• **Task instructions**: Copy all lines below containing "tillgång".
* Begin Data rows *
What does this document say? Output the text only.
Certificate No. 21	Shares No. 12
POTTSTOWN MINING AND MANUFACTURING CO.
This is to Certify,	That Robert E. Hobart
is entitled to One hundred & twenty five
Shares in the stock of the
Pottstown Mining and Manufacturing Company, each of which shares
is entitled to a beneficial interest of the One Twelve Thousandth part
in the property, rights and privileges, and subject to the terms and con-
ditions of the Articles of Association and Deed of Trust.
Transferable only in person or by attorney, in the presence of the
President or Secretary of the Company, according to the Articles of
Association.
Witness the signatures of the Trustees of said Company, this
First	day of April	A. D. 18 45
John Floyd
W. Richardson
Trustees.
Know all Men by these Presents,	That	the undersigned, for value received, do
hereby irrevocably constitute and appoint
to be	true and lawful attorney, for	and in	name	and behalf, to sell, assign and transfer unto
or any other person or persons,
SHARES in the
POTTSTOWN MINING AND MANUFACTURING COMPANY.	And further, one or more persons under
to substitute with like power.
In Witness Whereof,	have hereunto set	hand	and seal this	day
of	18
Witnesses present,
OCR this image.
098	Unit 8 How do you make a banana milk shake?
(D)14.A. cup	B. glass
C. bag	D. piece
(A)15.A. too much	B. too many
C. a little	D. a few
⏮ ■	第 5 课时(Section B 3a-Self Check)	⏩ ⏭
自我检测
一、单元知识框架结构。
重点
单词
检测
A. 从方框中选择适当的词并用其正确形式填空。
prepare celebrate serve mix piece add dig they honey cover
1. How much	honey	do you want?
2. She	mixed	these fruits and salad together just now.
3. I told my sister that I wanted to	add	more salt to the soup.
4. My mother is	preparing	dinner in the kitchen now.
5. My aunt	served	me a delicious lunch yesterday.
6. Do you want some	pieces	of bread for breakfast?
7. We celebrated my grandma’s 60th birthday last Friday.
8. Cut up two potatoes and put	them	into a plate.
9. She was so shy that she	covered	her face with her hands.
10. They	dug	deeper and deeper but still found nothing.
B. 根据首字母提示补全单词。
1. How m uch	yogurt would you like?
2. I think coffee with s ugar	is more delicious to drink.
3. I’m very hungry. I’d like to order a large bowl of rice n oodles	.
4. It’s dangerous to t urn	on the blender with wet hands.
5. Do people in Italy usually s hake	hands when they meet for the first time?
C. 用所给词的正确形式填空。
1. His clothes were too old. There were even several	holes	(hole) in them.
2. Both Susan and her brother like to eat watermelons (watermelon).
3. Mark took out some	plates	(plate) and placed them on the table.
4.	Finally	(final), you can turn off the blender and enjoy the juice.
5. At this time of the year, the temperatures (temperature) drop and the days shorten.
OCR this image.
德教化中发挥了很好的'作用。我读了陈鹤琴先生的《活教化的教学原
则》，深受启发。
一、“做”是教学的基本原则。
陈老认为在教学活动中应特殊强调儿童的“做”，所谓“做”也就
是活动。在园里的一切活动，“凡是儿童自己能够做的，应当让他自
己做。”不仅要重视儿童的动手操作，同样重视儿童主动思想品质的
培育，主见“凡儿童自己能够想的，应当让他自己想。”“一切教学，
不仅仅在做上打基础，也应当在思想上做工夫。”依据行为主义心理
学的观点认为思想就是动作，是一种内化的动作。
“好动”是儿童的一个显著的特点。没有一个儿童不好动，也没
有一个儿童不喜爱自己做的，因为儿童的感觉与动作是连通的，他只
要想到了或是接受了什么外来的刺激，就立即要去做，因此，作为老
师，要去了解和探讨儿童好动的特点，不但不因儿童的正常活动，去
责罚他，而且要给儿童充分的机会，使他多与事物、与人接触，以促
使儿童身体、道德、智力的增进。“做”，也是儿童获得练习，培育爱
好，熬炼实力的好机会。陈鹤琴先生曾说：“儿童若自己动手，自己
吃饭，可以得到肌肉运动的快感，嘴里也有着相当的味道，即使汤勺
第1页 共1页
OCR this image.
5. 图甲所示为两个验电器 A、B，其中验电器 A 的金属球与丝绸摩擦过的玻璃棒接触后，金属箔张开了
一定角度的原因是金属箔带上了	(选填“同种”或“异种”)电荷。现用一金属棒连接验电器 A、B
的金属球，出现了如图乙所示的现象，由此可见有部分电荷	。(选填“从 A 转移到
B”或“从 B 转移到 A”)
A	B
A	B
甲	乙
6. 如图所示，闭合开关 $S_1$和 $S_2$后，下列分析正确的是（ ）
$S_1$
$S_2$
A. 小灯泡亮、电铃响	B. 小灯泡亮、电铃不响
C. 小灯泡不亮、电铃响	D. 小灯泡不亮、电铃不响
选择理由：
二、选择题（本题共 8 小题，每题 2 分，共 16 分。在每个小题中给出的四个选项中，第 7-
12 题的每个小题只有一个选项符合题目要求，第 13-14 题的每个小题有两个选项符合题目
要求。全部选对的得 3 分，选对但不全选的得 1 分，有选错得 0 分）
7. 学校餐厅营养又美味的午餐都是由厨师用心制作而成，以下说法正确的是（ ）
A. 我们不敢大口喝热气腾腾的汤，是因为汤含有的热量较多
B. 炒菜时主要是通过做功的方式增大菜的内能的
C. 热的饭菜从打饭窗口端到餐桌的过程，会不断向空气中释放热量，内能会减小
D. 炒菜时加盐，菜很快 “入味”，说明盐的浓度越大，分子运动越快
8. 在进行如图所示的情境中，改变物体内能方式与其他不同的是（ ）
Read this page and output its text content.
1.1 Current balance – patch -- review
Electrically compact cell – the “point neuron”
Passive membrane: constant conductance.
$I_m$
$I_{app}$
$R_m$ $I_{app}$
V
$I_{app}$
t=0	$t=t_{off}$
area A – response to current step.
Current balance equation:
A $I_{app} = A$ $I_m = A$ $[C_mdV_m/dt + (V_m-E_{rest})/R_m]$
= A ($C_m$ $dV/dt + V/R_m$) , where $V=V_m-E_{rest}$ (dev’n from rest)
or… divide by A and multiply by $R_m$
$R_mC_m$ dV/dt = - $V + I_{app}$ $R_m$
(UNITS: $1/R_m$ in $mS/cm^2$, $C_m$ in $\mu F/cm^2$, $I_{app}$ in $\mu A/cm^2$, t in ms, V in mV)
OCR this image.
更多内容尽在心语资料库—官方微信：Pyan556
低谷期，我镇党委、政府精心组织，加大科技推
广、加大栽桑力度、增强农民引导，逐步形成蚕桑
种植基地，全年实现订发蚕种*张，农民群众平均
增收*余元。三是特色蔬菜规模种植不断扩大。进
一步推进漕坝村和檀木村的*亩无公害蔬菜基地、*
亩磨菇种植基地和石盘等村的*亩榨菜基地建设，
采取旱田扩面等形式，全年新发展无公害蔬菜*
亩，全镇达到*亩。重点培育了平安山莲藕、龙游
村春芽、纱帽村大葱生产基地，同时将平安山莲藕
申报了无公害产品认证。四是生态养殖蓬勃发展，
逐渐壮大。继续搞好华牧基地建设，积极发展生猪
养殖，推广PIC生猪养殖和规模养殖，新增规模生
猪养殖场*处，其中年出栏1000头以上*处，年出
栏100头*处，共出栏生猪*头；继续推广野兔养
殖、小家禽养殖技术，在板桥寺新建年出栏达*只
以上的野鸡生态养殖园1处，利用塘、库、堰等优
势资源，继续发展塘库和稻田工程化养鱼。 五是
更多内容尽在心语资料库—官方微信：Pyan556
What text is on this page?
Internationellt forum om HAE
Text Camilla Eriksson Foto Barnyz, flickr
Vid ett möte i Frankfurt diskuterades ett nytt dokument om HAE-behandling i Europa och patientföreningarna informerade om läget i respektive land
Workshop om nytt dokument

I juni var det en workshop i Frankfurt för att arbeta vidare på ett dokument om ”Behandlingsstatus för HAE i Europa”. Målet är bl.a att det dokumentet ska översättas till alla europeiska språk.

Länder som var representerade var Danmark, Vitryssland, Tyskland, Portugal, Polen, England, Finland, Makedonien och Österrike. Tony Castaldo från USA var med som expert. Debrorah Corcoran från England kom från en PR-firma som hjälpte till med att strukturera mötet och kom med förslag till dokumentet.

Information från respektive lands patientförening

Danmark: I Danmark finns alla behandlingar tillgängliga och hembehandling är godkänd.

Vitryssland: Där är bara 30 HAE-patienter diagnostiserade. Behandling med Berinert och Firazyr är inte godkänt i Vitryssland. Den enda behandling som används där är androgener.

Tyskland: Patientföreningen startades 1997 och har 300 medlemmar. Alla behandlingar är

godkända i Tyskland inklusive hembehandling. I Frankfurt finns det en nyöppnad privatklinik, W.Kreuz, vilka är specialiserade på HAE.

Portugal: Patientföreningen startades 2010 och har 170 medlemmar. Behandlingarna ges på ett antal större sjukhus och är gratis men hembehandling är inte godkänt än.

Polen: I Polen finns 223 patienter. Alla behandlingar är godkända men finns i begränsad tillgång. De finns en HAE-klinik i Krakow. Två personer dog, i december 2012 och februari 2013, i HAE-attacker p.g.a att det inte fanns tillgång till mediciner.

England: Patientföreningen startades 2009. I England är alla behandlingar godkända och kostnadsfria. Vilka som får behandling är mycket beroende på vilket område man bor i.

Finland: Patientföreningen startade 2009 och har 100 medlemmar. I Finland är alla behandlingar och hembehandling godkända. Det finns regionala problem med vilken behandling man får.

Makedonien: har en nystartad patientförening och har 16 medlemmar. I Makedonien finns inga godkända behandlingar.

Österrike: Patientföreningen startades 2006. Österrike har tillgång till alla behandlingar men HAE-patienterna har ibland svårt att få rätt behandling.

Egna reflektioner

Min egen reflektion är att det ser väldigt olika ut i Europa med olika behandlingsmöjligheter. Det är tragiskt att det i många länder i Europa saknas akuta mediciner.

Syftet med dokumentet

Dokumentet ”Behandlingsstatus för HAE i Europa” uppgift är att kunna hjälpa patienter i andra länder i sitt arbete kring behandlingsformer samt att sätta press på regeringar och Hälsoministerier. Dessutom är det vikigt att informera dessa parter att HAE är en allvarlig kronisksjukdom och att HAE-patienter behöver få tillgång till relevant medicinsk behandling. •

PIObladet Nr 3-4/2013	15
* End Data rows *
• **Full solution**:
Polen: I Polen finns 223 patienter. Alla behandlingar är godkända men finns i begränsad tillgång. De finns en HAE-klinik i Krakow. Två personer dog, i december 2012 och februari 2013, i HAE-attacker p.g.a att det inte fanns tillgång till mediciner.
Österrike: Patientföreningen startades 2006. Österrike har tillgång till alla behandlingar men HAE-patienterna har ibland svårt att få rätt behandling.
Dokumentet ”Behandlingsstatus för HAE i Europa” uppgift är att kunna hjälpa patienter i andra länder i sitt arbete kring behandlingsformer samt att sätta press på regeringar och Hälsoministerier. Dessutom är det vikigt att informera dessa parter att HAE är en allvarlig kronisksjukdom och att HAE-patienter behöver få tillgång till relevant medicinsk behandling. •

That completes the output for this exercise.